Dataset entries:
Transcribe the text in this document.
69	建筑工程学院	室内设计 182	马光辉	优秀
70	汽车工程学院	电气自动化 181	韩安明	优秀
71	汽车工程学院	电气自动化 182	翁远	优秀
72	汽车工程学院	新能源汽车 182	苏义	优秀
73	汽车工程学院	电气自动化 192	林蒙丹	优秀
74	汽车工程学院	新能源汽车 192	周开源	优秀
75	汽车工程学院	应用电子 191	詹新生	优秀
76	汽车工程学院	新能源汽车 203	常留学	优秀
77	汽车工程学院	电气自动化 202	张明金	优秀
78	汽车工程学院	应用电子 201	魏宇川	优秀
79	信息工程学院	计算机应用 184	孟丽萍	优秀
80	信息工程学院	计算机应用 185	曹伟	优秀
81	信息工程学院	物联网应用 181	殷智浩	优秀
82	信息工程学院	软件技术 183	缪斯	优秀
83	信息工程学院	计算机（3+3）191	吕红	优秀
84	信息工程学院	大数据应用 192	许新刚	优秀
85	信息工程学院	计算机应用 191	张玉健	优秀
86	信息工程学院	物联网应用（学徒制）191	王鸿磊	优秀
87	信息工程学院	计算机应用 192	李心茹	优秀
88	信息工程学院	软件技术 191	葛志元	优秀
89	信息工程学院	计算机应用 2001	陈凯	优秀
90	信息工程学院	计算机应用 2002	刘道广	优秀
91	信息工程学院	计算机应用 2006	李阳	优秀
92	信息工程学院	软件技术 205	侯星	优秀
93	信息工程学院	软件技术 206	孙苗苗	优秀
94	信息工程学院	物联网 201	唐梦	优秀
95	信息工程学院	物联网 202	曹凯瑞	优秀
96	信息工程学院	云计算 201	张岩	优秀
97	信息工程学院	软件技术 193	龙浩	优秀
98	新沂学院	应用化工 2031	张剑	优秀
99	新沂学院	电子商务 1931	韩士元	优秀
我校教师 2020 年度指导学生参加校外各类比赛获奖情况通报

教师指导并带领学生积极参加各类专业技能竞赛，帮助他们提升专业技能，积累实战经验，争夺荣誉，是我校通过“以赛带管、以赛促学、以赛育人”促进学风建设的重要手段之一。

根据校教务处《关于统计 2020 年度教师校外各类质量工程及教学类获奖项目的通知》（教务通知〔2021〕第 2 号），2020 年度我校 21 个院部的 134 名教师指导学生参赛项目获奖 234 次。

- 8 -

→ INSTRUCTIONS TO FOLLOW
All of the entries above must be quoted exactly.

→ REPLY
Transcribe the text in this document.
69	建筑工程学院	室内设计 182	马光辉	优秀
70	汽车工程学院	电气自动化 181	韩安明	优秀
71	汽车工程学院	电气自动化 182	翁远	优秀
72	汽车工程学院	新能源汽车 182	苏义	优秀
73	汽车工程学院	电气自动化 192	林蒙丹	优秀
74	汽车工程学院	新能源汽车 192	周开源	优秀
75	汽车工程学院	应用电子 191	詹新生	优秀
76	汽车工程学院	新能源汽车 203	常留学	优秀
77	汽车工程学院	电气自动化 202	张明金	优秀
78	汽车工程学院	应用电子 201	魏宇川	优秀
79	信息工程学院	计算机应用 184	孟丽萍	优秀
80	信息工程学院	计算机应用 185	曹伟	优秀
81	信息工程学院	物联网应用 181	殷智浩	优秀
82	信息工程学院	软件技术 183	缪斯	优秀
83	信息工程学院	计算机（3+3）191	吕红	优秀
84	信息工程学院	大数据应用 192	许新刚	优秀
85	信息工程学院	计算机应用 191	张玉健	优秀
86	信息工程学院	物联网应用（学徒制）191	王鸿磊	优秀
87	信息工程学院	计算机应用 192	李心茹	优秀
88	信息工程学院	软件技术 191	葛志元	优秀
89	信息工程学院	计算机应用 2001	陈凯	优秀
90	信息工程学院	计算机应用 2002	刘道广	优秀
91	信息工程学院	计算机应用 2006	李阳	优秀
92	信息工程学院	软件技术 205	侯星	优秀
93	信息工程学院	软件技术 206	孙苗苗	优秀
94	信息工程学院	物联网 201	唐梦	优秀
95	信息工程学院	物联网 202	曹凯瑞	优秀
96	信息工程学院	云计算 201	张岩	优秀
97	信息工程学院	软件技术 193	龙浩	优秀
98	新沂学院	应用化工 2031	张剑	优秀
99	新沂学院	电子商务 1931	韩士元	优秀
我校教师 2020 年度指导学生参加校外各类比赛获奖情况通报

教师指导并带领学生积极参加各类专业技能竞赛，帮助他们提升专业技能，积累实战经验，争夺荣誉，是我校通过“以赛带管、以赛促学、以赛育人”促进学风建设的重要手段之一。

根据校教务处《关于统计 2020 年度教师校外各类质量工程及教学类获奖项目的通知》（教务通知〔2021〕第 2 号），2020 年度我校 21 个院部的 134 名教师指导学生参赛项目获奖 234 次。

- 8 -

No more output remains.